### Aim of the exercise:
From the listing, collect all lines containing the word "emoji".

***** Data

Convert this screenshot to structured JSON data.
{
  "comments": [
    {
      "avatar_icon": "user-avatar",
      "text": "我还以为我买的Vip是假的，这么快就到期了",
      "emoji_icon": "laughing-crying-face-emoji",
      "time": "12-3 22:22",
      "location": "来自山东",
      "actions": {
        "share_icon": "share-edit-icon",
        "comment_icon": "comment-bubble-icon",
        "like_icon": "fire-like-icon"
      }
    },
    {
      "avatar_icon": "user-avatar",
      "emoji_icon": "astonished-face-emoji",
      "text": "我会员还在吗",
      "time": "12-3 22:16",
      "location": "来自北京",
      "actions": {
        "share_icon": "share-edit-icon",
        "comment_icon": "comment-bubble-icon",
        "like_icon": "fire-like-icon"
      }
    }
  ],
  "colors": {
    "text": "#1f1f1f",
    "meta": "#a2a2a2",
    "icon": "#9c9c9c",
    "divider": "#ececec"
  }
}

**********

### Completed exercise:
      "emoji_icon": "laughing-crying-face-emoji",
      "emoji_icon": "astonished-face-emoji",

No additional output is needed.